======== The data

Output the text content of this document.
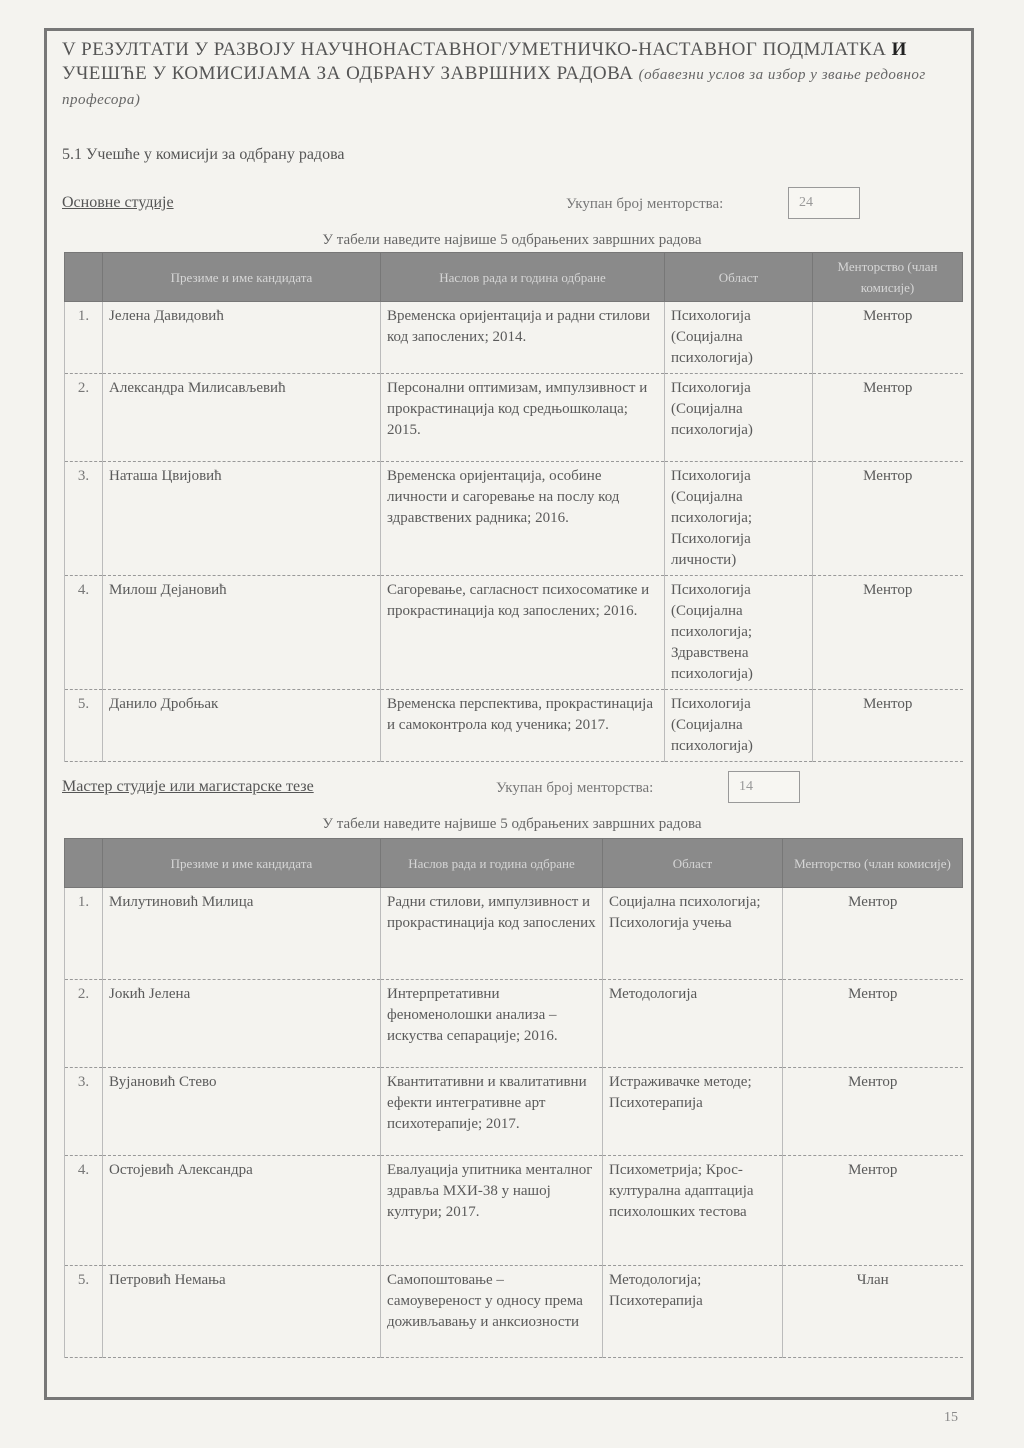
V РЕЗУЛТАТИ У РАЗВОЈУ НАУЧНОНАСТАВНОГ/УМЕТНИЧКО-НАСТАВНОГ ПОДМЛАТКА И УЧЕШЋЕ У КОМИСИЈАМА ЗА ОДБРАНУ ЗАВРШНИХ РАДОВА (обавезни услов за избор у звање редовног професора)
5.1 Учешће у комисији за одбрану радова
Основне студије	Укупан број менторства:	24
У табели наведите највише 5 одбрањених завршних радова
	Презиме и име кандидата	Наслов рада и година одбране	Област	Менторство (члан комисије)
1.	Јелена Давидовић	Временска оријентација и радни стилови код запослених; 2014.	Психологија (Социјална психологија)	Ментор
2.	Александра Милисављевић	Персонални оптимизам, импулзивност и прокрастинација код средњошколаца; 2015.	Психологија (Социјална психологија)	Ментор
3.	Наташа Цвијовић	Временска оријентација, особине личности и сагоревање на послу код здравствених радника; 2016.	Психологија (Социјална психологија; Психологија личности)	Ментор
4.	Милош Дејановић	Сагоревање, сагласност психосоматике и прокрастинација код запослених; 2016.	Психологија (Социјална психологија; Здравствена психологија)	Ментор
5.	Данило Дробњак	Временска перспектива, прокрастинација и самоконтрола код ученика; 2017.	Психологија (Социјална психологија)	Ментор
Мастер студије или магистарске тезе	Укупан број менторства:	14
У табели наведите највише 5 одбрањених завршних радова
	Презиме и име кандидата	Наслов рада и година одбране	Област	Менторство (члан комисије)
1.	Милутиновић Милица	Радни стилови, импулзивност и прокрастинација код запослених	Социјална психологија; Психологија учења	Ментор
2.	Јокић Јелена	Интерпретативни феноменолошки анализа – искуства сепарације; 2016.	Методологија	Ментор
3.	Вујановић Стево	Квантитативни и квалитативни ефекти интегративне арт психотерапије; 2017.	Истраживачке методе; Психотерапија	Ментор
4.	Остојевић Александра	Евалуација упитника менталног здравља МХИ-38 у нашој култури; 2017.	Психометрија; Крос-културална адаптација психолошких тестова	Ментор
5.	Петровић Немања	Самопоштовање – самоувереност у односу према доживљавању и анксиозности	Методологија; Психотерапија	Члан
15
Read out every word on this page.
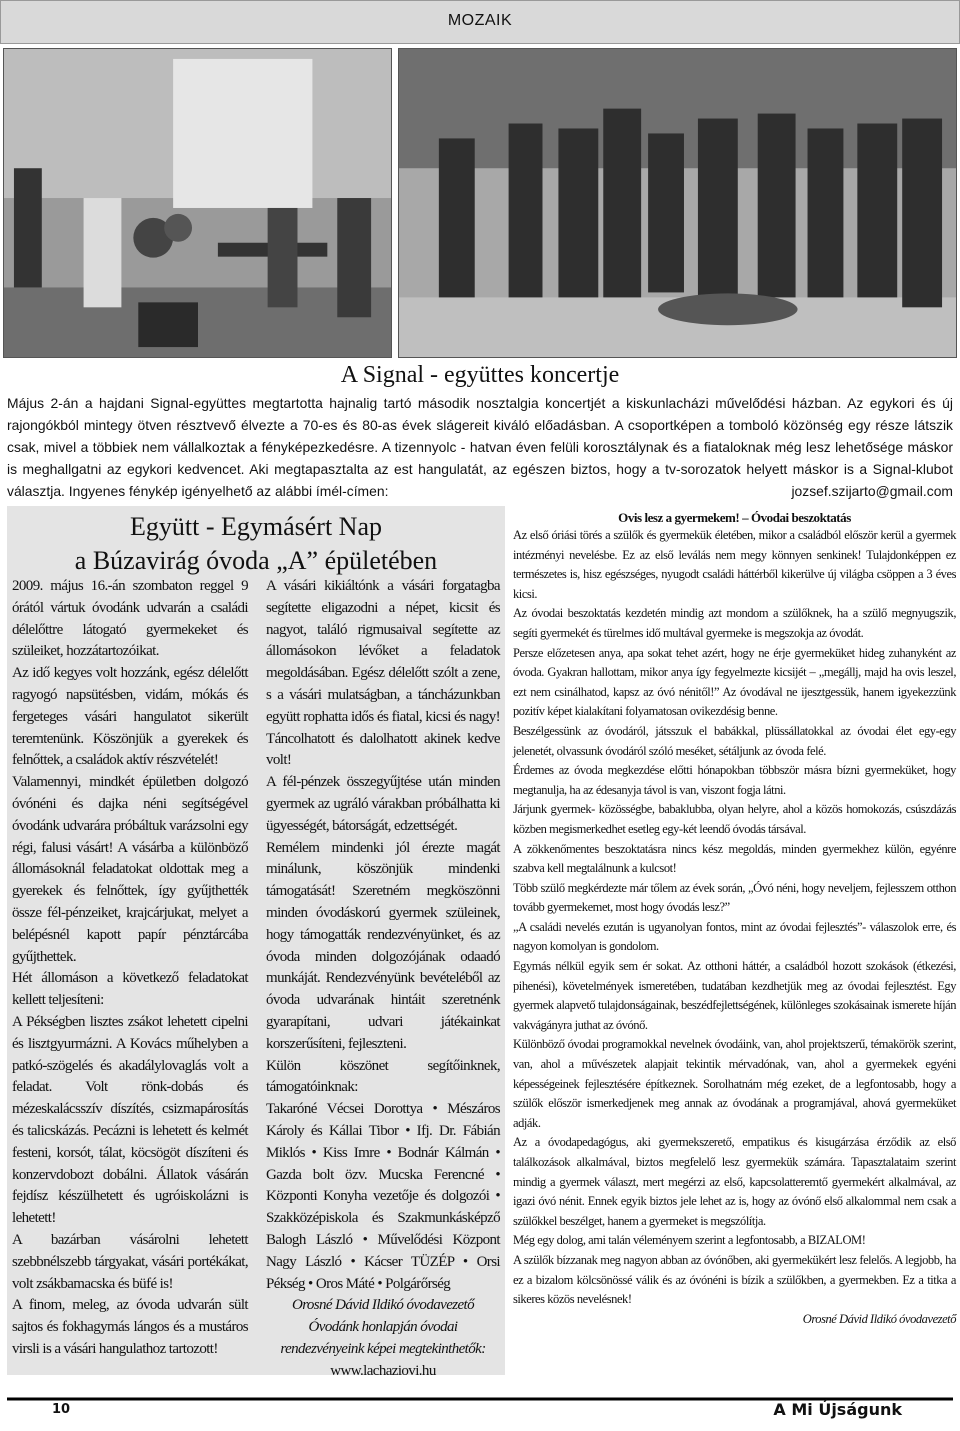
MOZAIK
A Signal - együttes koncertje
Május 2-án a hajdani Signal-együttes megtartotta hajnalig tartó második nosztalgia koncertjét a kiskunlacházi művelődési házban. Az egykori és új rajongókból mintegy ötven résztvevő élvezte a 70-es és 80-as évek slágereit kiváló előadásban. A csoportképen a tomboló közönség egy része látszik csak, mivel a többiek nem vállalkoztak a fényképezkedésre. A tizennyolc - hatvan éven felüli korosztálynak és a fiataloknak még lesz lehetősége máskor is meghallgatni az egykori kedvencet. Aki megtapasztalta az est hangulatát, az egészen biztos, hogy a tv-sorozatok helyett máskor is a Signal-klubot választja. Ingyenes fénykép igényelhető az alábbi ímél-címen:	jozsef.szijarto@gmail.com
Együtt - Egymásért Nap
a Búzavirág óvoda „A” épületében

2009. május 16.-án szombaton reggel 9 órától vártuk óvodánk udvarán a családi délelőttre látogató gyermekeket és szüleiket, hozzátartozóikat.

Az idő kegyes volt hozzánk, egész délelőtt ragyogó napsütésben, vidám, mókás és fergeteges vásári hangulatot sikerült teremtenünk. Köszönjük a gyerekek és felnőttek, a családok aktív részvételét!

Valamennyi, mindkét épületben dolgozó óvónéni és dajka néni segítségével óvodánk udvarára próbáltuk varázsolni egy régi, falusi vásárt! A vásárba a különböző állomásoknál feladatokat oldottak meg a gyerekek és felnőttek, így gyűjthették össze fél-pénzeiket, krajcárjukat, melyet a belépésnél kapott papír pénztárcába gyűjthettek.

Hét állomáson a következő feladatokat kellett teljesíteni:

A Pékségben lisztes zsákot lehetett cipelni és lisztgyurmázni. A Kovács műhelyben a patkó-szögelés és akadálylovaglás volt a feladat. Volt rönk-dobás és mézeskalácsszív díszítés, csizmapárosítás és talicskázás. Pecázni is lehetett és kelmét festeni, korsót, tálat, köcsögöt díszíteni és konzervdobozt dobálni. Állatok vásárán fejdísz készülhetett és ugróiskolázni is lehetett!

A bazárban vásárolni lehetett szebbnélszebb tárgyakat, vásári portékákat, volt zsákbamacska és büfé is!

A finom, meleg, az óvoda udvarán sült sajtos és fokhagymás lángos és a mustáros virsli is a vásári hangulathoz tartozott!

A vásári kikiáltónk a vásári forgatagba segítette eligazodni a népet, kicsit és nagyot, találó rigmusaival segítette az állomásokon lévőket a feladatok megoldásában. Egész délelőtt szólt a zene, s a vásári mulatságban, a táncházunkban együtt rophatta idős és fiatal, kicsi és nagy! Táncolhatott és dalolhatott akinek kedve volt!

A fél-pénzek összegyűjtése után minden gyermek az ugráló várakban próbálhatta ki ügyességét, bátorságát, edzettségét.

Remélem mindenki jól érezte magát minálunk, köszönjük mindenki támogatását! Szeretném megköszönni minden óvodáskorú gyermek szüleinek, hogy támogatták rendezvényünket, és az óvoda minden dolgozójának odaadó munkáját. Rendezvényünk bevételéből az óvoda udvarának hintáit szeretnénk gyarapítani, udvari játékainkat korszerűsíteni, fejleszteni.

Külön köszönet segítőinknek, támogatóinknak:

Takaróné Vécsei Dorottya • Mészáros Károly és Kállai Tibor • Ifj. Dr. Fábián Miklós • Kiss Imre • Bodnár Kálmán • Gazda bolt özv. Mucska Ferencné • Központi Konyha vezetője és dolgozói • Szakközépiskola és Szakmunkásképző Balogh László • Művelődési Központ Nagy László • Kácser TÜZÉP • Orsi Pékség • Oros Máté • Polgárőrség

Orosné Dávid Ildikó óvodavezető

Óvodánk honlapján óvodai rendezvényeink képei megtekinthetők:

www.lachaziovi.hu

Ovis lesz a gyermekem! – Óvodai beszoktatás

Az első óriási törés a szülők és gyermekük életében, mikor a családból először kerül a gyermek intézményi nevelésbe. Ez az első leválás nem megy könnyen senkinek! Tulajdonképpen ez természetes is, hisz egészséges, nyugodt családi háttérből kikerülve új világba csöppen a 3 éves kicsi.

Az óvodai beszoktatás kezdetén mindig azt mondom a szülőknek, ha a szülő megnyugszik, segíti gyermekét és türelmes idő multával gyermeke is megszokja az óvodát.

Persze előzetesen anya, apa sokat tehet azért, hogy ne érje gyermeküket hideg zuhanyként az óvoda. Gyakran hallottam, mikor anya így fegyelmezte kicsijét – „megállj, majd ha ovis leszel, ezt nem csinálhatod, kapsz az óvó nénitől!” Az óvodával ne ijesztgessük, hanem igyekezzünk pozitív képet kialakítani folyamatosan ovikezdésig benne.

Beszélgessünk az óvodáról, játsszuk el babákkal, plüssállatokkal az óvodai élet egy-egy jelenetét, olvassunk óvodáról szóló meséket, sétáljunk az óvoda felé.

Érdemes az óvoda megkezdése előtti hónapokban többször másra bízni gyermeküket, hogy megtanulja, ha az édesanyja távol is van, viszont fogja látni.

Járjunk gyermek- közösségbe, babaklubba, olyan helyre, ahol a közös homokozás, csúszdázás közben megismerkedhet esetleg egy-két leendő óvodás társával.

A zökkenőmentes beszoktatásra nincs kész megoldás, minden gyermekhez külön, egyénre szabva kell megtalálnunk a kulcsot!

Több szülő megkérdezte már tőlem az évek során, „Óvó néni, hogy neveljem, fejlesszem otthon tovább gyermekemet, most hogy óvodás lesz?”

„A családi nevelés ezután is ugyanolyan fontos, mint az óvodai fejlesztés”- válaszolok erre, és nagyon komolyan is gondolom.

Egymás nélkül egyik sem ér sokat. Az otthoni háttér, a családból hozott szokások (étkezési, pihenési), követelmények ismeretében, tudatában kezdhetjük meg az óvodai fejlesztést. Egy gyermek alapvető tulajdonságainak, beszédfejlettségének, különleges szokásainak ismerete híján vakvágányra juthat az óvónő.

Különböző óvodai programokkal nevelnek óvodáink, van, ahol projektszerű, témakörök szerint, van, ahol a művészetek alapjait tekintik mérvadónak, van, ahol a gyermekek egyéni képességeinek fejlesztésére építkeznek. Sorolhatnám még ezeket, de a legfontosabb, hogy a szülők először ismerkedjenek meg annak az óvodának a programjával, ahová gyermeküket adják.

Az a óvodapedagógus, aki gyermekszerető, empatikus és kisugárzása érződik az első találkozások alkalmával, biztos megfelelő lesz gyermekük számára. Tapasztalataim szerint mindig a gyermek választ, mert megérzi az első, kapcsolatteremtő gyermekért alkalmával, az igazi óvó nénit. Ennek egyik biztos jele lehet az is, hogy az óvónő első alkalommal nem csak a szülőkkel beszélget, hanem a gyermeket is megszólítja.

Még egy dolog, ami talán véleményem szerint a legfontosabb, a BIZALOM!

A szülők bízzanak meg nagyon abban az óvónőben, aki gyermekükért lesz felelős. A legjobb, ha ez a bizalom kölcsönössé válik és az óvónéni is bízik a szülőkben, a gyermekben. Ez a titka a sikeres közös nevelésnek!

Orosné Dávid Ildikó óvodavezető

10	A Mi Újságunk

================

> **Aim**
In the records above, find each line that holds the word "Психотерапија"; copy all such lines.

> **Problem solution**
3.	Вујановић Стево	Квантитативни и квалитативни ефекти интегративне арт психотерапије; 2017.	Истраживачке методе; Психотерапија	Ментор
5.	Петровић Немања	Самопоштовање – самоувереност у односу према доживљавању и анксиозности	Методологија; Психотерапија	Члан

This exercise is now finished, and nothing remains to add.